### Exercise goal
Your task is to copy every line of the entries that contains "Zona".

### Data provided
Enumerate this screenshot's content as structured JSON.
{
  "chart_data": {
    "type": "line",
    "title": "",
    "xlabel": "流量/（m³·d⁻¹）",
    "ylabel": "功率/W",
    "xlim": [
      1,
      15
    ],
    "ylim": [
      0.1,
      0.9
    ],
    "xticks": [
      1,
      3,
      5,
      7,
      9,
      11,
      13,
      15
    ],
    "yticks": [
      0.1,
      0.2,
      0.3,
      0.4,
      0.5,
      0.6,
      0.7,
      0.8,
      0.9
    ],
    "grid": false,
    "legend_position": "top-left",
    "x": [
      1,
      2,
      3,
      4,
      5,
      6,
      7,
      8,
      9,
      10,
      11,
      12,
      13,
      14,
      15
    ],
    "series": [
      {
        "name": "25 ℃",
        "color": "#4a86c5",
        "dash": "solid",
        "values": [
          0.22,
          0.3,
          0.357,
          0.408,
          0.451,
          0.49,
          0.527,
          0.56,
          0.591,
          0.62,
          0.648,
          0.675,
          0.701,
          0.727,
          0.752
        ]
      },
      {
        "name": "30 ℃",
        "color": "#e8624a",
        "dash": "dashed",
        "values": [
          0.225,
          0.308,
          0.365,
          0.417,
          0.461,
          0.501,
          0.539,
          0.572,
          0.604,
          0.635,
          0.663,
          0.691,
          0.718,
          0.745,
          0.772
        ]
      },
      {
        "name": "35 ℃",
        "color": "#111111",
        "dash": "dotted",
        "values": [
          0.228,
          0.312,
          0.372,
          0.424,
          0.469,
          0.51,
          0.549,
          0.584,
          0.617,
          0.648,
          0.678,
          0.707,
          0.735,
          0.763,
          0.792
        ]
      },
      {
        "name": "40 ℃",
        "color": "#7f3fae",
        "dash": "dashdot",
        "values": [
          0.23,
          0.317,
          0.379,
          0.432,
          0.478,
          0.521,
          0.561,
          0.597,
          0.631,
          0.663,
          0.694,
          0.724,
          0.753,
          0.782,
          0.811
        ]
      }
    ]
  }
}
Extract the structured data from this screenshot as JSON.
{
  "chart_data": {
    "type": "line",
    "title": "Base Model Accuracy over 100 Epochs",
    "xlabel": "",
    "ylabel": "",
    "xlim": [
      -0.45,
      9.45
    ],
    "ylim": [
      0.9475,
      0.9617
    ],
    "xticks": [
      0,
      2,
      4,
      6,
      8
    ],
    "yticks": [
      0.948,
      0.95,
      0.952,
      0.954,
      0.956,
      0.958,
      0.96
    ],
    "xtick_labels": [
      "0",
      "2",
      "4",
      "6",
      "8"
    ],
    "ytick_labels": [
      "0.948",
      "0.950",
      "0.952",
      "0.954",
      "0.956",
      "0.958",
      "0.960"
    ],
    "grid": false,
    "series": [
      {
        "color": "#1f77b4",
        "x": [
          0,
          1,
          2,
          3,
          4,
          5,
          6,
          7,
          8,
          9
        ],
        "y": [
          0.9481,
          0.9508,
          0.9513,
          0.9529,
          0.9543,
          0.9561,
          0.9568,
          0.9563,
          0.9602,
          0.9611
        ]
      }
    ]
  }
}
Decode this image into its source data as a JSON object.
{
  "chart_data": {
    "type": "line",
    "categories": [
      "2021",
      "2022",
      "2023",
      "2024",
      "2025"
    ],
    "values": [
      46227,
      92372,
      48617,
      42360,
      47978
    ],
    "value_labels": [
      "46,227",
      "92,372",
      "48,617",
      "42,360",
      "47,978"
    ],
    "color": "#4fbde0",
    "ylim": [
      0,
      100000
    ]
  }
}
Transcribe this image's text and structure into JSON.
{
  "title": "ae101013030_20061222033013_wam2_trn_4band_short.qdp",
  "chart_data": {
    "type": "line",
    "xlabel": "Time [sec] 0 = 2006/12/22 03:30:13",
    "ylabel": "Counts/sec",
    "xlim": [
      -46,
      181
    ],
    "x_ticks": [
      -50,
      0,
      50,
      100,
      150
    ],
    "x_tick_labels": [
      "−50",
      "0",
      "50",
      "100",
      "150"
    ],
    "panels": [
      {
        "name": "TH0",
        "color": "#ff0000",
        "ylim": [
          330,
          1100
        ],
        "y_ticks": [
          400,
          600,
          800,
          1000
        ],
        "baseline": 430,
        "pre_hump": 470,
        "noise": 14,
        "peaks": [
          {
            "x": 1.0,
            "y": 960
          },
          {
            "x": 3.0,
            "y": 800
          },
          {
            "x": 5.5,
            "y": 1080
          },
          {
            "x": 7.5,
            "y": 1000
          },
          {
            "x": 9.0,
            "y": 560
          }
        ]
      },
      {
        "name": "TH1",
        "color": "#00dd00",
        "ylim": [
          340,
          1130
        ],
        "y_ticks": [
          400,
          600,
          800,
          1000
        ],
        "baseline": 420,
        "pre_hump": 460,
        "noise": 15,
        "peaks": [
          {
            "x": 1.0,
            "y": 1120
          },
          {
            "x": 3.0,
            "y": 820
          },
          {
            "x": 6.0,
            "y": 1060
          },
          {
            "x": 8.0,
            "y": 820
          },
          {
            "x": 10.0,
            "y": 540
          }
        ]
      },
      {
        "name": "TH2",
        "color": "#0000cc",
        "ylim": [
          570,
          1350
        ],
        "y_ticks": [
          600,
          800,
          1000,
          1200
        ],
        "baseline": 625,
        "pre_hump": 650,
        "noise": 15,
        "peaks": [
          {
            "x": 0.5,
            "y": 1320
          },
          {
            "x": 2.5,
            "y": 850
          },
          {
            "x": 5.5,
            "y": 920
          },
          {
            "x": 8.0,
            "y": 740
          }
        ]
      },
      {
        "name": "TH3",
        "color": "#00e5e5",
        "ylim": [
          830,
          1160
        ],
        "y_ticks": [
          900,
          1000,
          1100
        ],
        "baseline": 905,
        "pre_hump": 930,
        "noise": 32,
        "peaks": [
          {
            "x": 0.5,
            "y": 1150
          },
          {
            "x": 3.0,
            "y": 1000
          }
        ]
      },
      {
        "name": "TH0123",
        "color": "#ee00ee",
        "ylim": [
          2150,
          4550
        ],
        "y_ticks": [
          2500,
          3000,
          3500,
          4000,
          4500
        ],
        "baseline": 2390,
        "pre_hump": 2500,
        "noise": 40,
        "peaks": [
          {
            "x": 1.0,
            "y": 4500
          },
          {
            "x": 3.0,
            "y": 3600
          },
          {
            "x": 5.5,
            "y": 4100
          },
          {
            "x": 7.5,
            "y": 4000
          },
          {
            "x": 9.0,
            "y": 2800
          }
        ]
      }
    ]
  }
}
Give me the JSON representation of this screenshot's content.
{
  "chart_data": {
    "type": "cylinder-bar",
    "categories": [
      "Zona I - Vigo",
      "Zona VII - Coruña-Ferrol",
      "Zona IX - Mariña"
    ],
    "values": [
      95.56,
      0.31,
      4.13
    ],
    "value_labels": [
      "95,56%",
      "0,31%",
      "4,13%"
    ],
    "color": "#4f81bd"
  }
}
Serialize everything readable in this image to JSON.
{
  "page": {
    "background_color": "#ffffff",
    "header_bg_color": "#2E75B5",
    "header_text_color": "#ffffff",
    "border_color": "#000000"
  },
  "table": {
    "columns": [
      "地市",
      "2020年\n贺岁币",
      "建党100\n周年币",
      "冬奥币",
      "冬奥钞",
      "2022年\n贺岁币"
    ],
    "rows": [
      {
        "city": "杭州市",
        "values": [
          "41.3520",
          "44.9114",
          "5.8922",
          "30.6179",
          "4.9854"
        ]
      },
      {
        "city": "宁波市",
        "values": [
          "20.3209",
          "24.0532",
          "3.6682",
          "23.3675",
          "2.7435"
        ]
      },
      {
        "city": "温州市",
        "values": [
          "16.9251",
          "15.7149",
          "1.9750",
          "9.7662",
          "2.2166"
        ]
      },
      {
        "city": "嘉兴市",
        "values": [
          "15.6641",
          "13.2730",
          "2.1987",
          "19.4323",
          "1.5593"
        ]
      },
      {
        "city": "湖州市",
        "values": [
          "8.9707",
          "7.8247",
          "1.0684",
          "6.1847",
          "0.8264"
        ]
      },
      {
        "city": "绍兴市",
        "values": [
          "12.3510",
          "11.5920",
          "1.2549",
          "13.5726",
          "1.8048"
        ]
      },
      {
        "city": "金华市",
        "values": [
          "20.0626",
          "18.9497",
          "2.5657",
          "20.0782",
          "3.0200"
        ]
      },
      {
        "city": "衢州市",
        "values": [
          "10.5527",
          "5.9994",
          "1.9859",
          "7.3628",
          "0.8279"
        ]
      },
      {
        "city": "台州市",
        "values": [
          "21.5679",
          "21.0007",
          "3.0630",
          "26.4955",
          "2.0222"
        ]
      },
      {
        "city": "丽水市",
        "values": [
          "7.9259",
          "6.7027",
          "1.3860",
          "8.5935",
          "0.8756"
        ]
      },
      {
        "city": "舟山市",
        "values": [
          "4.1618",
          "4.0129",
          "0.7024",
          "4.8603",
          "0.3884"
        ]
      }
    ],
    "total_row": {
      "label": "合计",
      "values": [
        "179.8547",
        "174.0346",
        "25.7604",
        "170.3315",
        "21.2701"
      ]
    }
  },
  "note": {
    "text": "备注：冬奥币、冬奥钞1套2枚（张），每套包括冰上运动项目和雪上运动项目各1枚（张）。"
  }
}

### Exercise solution
      "Zona I - Vigo",
      "Zona VII - Coruña-Ferrol",
      "Zona IX - Mariña"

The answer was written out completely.